| WRITTEN REQUEST |
From the records below, copy every line that contains the word "Hans".

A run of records

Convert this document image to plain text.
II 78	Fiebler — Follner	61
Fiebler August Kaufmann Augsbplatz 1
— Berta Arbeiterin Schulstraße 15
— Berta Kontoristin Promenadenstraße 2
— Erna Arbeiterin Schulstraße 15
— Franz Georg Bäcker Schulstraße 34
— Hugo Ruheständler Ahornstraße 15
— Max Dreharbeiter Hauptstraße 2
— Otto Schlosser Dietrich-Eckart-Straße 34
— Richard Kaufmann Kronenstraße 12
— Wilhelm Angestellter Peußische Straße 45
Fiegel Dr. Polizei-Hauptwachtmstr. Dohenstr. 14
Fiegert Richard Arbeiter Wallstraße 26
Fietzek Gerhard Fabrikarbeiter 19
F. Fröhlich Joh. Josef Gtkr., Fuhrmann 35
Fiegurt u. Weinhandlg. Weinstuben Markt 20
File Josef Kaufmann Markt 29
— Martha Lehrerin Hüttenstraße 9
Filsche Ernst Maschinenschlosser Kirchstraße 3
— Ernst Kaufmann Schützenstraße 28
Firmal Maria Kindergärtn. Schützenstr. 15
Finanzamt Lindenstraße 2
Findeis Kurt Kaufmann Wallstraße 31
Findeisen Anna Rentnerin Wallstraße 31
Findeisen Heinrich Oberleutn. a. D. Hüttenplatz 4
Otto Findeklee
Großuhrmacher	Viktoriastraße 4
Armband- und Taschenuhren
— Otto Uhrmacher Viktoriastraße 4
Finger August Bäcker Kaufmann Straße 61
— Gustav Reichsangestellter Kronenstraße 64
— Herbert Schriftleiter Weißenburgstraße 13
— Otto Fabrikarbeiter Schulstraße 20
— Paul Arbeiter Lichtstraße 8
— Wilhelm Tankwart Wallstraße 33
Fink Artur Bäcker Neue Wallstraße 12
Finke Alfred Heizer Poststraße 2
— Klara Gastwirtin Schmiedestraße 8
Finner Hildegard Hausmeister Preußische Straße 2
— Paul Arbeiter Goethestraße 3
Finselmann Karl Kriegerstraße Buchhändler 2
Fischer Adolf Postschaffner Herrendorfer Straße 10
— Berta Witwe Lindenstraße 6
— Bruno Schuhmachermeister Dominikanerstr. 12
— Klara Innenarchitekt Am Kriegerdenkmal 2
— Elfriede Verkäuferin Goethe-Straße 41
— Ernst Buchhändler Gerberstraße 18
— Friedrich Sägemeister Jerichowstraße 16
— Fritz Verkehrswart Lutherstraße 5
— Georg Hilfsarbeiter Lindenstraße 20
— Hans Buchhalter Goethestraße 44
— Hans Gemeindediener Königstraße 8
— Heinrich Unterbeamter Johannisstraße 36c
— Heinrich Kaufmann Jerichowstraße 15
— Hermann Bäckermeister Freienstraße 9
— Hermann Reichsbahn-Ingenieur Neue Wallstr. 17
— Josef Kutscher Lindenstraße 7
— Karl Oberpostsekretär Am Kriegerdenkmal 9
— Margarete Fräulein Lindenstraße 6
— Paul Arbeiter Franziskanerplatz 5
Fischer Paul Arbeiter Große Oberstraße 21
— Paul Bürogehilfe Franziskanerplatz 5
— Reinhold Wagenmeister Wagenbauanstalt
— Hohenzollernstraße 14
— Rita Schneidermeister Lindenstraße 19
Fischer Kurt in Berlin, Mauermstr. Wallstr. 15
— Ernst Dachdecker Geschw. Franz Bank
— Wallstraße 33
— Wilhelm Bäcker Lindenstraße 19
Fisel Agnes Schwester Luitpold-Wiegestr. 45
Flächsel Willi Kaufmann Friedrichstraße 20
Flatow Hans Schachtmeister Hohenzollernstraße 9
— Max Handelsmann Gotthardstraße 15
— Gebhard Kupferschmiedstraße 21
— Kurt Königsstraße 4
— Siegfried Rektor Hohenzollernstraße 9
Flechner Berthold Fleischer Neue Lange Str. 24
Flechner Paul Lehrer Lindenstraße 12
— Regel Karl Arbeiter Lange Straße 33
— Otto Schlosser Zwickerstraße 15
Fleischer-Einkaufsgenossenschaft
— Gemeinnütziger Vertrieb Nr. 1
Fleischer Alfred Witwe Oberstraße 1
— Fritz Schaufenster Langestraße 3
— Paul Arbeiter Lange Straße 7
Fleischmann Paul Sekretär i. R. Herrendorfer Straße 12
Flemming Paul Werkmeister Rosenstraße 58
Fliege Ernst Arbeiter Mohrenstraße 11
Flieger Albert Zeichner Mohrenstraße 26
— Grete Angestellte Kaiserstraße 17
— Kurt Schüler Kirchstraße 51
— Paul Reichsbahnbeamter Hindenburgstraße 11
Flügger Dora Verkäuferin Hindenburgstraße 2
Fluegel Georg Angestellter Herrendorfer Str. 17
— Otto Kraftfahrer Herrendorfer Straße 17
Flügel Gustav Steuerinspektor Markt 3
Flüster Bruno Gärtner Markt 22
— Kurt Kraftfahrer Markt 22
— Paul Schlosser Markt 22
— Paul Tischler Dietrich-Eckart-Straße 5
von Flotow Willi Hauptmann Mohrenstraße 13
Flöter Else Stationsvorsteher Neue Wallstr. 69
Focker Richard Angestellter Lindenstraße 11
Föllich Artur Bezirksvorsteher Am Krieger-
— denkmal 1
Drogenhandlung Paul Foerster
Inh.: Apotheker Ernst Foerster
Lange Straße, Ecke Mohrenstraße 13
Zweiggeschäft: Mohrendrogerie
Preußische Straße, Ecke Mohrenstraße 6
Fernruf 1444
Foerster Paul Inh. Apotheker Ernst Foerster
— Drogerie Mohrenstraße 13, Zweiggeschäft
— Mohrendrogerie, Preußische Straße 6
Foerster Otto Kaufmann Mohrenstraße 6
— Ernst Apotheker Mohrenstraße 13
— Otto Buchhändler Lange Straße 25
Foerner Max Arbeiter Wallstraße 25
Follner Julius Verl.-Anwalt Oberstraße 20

| EXPECTED ANSWER |
— Hans Buchhalter Goethestraße 44
— Hans Gemeindediener Königstraße 8
Flatow Hans Schachtmeister Hohenzollernstraße 9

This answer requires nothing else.